== Given information ==
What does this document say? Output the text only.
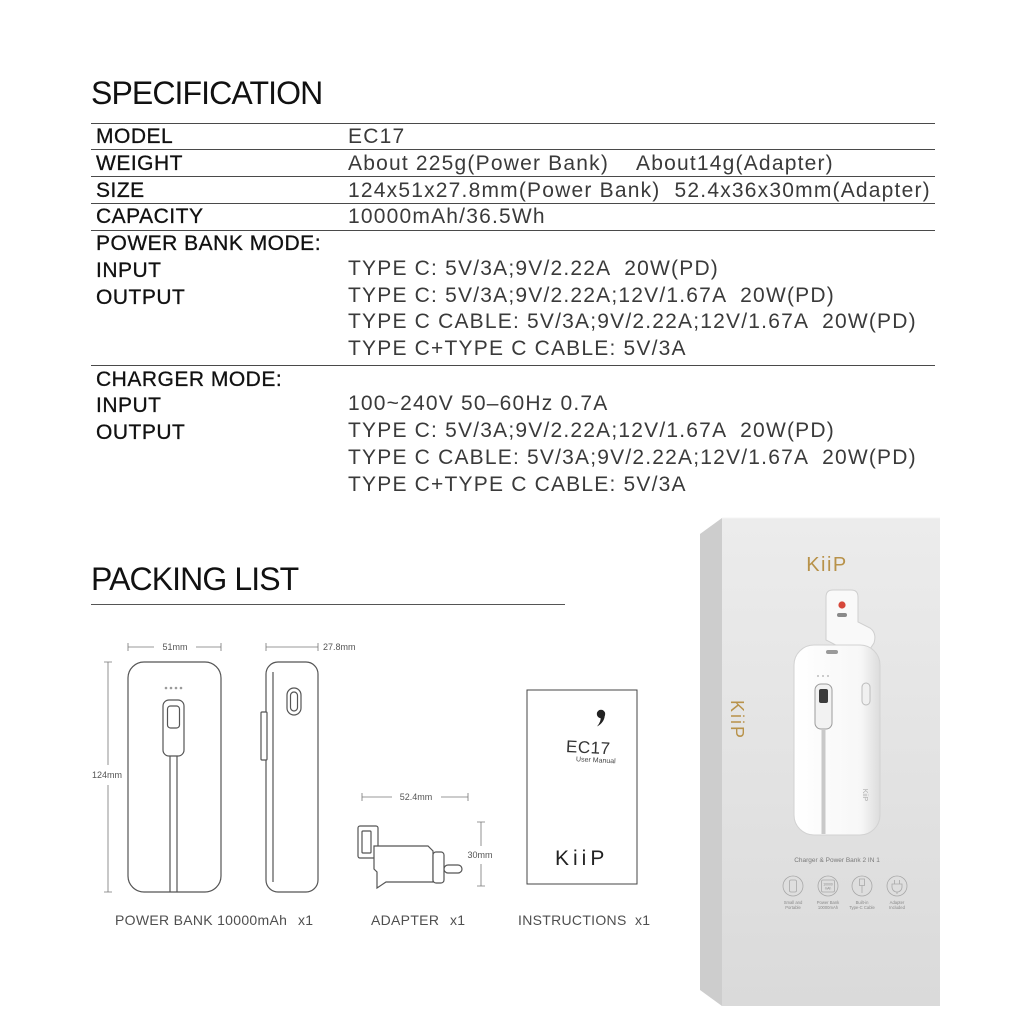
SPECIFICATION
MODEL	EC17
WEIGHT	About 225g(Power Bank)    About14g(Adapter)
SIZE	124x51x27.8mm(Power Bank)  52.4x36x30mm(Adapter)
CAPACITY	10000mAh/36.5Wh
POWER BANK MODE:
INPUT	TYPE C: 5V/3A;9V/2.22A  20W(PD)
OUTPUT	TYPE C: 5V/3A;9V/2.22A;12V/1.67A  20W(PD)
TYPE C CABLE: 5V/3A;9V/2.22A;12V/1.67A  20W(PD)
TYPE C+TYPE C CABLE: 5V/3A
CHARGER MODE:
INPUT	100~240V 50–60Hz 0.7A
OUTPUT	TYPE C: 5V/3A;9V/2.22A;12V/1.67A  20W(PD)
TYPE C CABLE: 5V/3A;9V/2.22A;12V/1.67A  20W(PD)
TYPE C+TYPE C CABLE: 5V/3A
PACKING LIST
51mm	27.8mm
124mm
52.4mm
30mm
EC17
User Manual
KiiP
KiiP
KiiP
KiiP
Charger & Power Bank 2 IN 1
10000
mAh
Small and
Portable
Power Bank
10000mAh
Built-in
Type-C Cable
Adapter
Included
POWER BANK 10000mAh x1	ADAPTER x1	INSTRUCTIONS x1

== The problem ==
Return every line of the records exactly as given, pictures excluded.

== Reply ==
What does this document say? Output the text only.
SPECIFICATION
MODEL	EC17
WEIGHT	About 225g(Power Bank)    About14g(Adapter)
SIZE	124x51x27.8mm(Power Bank)  52.4x36x30mm(Adapter)
CAPACITY	10000mAh/36.5Wh
POWER BANK MODE:
INPUT	TYPE C: 5V/3A;9V/2.22A  20W(PD)
OUTPUT	TYPE C: 5V/3A;9V/2.22A;12V/1.67A  20W(PD)
TYPE C CABLE: 5V/3A;9V/2.22A;12V/1.67A  20W(PD)
TYPE C+TYPE C CABLE: 5V/3A
CHARGER MODE:
INPUT	100~240V 50–60Hz 0.7A
OUTPUT	TYPE C: 5V/3A;9V/2.22A;12V/1.67A  20W(PD)
TYPE C CABLE: 5V/3A;9V/2.22A;12V/1.67A  20W(PD)
TYPE C+TYPE C CABLE: 5V/3A
PACKING LIST
51mm	27.8mm
124mm
52.4mm
30mm
EC17
User Manual
KiiP
KiiP
KiiP
KiiP
Charger & Power Bank 2 IN 1
10000
mAh
Small and
Portable
Power Bank
10000mAh
Built-in
Type-C Cable
Adapter
Included
POWER BANK 10000mAh x1	ADAPTER x1	INSTRUCTIONS x1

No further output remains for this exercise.